==== PAGE EXCERPT

4chan Sample Thread Exploration

This notebook contains the cleaning and exploration of the chan_example csv which is hosted on the far-right s3 bucket. It contains cleaning out the html links from the text of the messages with beautiful soup, grouping the messages into their threads, and an exploratory sentiment analysis.

Further work could be to get the topic modelling for messages working and perhaps look at sentiment regarding different topics.


In [15]:
import boto3
from bs4 import BeautifulSoup
import pandas as pd
import numpy as np

%matplotlib inline
import matplotlib.pyplot as plt

In [16]:
session = boto3.Session(profile_name='default')
s3 = session.resource('s3')
bucket = s3.Bucket("far-right")
session.available_profiles


Out[16]:
['default']

In [ ]:
# print all objects in bucket
for obj in bucket.objects.all():
    if "chan" in obj.key:
        #print(obj.key)

========

OBJECTIVE A -
Answer these about the notebook excerpt above:
(i) Which library does the description name for cleaning html links out of the message text?
(ii) What does it suggest as further work?
(iii) What profile name is passed to boto3.Session in the code?

==== DATA SECTION

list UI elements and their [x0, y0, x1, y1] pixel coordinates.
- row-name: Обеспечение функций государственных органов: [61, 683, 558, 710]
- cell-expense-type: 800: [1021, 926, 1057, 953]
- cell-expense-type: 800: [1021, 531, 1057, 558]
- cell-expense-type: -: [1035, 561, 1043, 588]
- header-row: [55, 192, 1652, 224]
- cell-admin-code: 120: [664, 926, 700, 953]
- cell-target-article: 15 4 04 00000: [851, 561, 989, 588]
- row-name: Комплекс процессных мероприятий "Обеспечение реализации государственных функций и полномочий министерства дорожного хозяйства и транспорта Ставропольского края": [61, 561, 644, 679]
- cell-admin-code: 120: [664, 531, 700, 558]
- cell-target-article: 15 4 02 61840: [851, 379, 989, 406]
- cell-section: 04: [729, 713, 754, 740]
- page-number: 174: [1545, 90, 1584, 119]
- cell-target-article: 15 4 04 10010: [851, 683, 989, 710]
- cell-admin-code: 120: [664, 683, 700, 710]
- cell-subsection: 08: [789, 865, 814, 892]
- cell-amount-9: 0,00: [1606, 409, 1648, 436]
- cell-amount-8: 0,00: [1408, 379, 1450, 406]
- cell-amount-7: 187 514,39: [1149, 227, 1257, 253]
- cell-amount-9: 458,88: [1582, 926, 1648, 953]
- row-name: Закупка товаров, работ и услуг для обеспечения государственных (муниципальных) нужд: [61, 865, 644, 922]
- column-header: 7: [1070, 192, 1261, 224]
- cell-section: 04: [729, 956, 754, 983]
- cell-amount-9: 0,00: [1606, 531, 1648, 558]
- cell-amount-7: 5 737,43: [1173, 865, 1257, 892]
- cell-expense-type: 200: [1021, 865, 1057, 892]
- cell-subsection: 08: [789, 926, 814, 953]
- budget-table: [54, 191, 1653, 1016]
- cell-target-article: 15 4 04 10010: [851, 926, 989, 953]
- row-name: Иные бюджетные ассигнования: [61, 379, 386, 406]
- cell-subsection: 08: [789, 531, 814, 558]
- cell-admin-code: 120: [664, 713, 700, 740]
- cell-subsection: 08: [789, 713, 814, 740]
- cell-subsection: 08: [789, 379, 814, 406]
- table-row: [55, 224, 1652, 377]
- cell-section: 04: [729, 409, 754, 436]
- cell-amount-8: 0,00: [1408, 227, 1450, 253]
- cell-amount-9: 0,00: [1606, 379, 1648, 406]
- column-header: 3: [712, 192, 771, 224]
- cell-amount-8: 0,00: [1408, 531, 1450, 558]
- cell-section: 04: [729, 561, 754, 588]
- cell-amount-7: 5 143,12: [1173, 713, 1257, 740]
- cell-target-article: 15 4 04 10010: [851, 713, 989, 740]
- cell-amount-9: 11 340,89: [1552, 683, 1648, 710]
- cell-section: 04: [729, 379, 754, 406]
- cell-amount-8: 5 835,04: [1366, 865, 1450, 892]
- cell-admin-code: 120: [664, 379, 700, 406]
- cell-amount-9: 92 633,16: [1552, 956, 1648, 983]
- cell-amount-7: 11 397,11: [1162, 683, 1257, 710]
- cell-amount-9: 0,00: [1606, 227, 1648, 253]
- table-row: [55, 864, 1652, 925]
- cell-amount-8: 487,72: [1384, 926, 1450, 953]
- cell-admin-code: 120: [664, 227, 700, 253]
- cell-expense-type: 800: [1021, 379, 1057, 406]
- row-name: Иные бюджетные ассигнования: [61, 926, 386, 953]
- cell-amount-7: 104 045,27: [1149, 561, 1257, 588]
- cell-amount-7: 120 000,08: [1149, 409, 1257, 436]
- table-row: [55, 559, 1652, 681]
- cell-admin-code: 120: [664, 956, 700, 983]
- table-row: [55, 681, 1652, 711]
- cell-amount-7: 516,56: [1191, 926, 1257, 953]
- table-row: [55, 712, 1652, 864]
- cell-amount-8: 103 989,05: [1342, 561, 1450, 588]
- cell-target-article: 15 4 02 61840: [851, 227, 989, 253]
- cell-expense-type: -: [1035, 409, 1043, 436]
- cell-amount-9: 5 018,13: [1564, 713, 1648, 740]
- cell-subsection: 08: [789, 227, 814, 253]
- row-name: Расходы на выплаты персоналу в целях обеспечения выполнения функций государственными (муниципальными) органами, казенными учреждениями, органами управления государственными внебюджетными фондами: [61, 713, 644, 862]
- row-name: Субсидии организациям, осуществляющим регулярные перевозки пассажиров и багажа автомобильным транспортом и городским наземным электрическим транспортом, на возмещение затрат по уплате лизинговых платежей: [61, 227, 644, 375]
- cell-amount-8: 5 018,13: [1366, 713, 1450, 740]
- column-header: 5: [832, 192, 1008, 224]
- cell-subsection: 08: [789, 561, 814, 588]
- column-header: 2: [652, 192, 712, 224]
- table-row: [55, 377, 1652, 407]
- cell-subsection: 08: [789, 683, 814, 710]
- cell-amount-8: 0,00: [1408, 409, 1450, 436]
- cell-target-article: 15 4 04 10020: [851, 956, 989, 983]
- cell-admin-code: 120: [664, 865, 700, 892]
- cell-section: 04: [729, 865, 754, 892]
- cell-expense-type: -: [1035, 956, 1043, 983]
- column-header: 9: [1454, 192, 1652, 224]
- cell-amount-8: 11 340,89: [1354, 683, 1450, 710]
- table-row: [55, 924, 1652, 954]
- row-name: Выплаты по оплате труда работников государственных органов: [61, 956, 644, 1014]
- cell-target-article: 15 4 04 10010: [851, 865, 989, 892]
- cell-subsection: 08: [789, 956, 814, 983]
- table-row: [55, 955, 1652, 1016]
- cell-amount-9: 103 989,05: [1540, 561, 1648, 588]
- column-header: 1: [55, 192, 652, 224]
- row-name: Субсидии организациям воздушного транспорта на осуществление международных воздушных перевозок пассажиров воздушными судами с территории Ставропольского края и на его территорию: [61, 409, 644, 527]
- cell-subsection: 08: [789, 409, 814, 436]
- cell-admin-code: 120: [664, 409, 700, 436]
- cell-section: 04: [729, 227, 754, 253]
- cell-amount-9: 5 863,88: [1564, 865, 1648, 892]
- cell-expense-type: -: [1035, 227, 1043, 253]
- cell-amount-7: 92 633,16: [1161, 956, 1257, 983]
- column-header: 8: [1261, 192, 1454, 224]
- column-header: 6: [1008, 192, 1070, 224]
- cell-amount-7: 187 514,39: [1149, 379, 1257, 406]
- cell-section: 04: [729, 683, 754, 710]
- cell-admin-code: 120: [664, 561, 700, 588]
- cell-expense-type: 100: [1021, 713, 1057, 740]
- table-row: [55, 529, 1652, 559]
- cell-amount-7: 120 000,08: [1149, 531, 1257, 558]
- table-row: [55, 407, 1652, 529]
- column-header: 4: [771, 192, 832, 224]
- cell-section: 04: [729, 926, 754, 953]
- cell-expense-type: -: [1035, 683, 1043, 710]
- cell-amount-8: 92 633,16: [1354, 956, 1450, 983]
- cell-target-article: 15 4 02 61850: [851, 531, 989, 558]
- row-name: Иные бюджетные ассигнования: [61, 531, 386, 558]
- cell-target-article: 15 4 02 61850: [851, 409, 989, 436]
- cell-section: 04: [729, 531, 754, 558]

========

OBJECTIVE B -
Transcribe the source records from their first line through the line containing "- cell-target-article: 15 4 04 00000: [851, 561, 989, 588]", inclusive.

FULL OUTPUT A -
(i) Beautiful soup.
(ii) Getting the topic modelling for messages working, and perhaps looking at sentiment regarding different topics.
(iii) 'default'.

FULL OUTPUT B -
list UI elements and their [x0, y0, x1, y1] pixel coordinates.
- row-name: Обеспечение функций государственных органов: [61, 683, 558, 710]
- cell-expense-type: 800: [1021, 926, 1057, 953]
- cell-expense-type: 800: [1021, 531, 1057, 558]
- cell-expense-type: -: [1035, 561, 1043, 588]
- header-row: [55, 192, 1652, 224]
- cell-admin-code: 120: [664, 926, 700, 953]
- cell-target-article: 15 4 04 00000: [851, 561, 989, 588]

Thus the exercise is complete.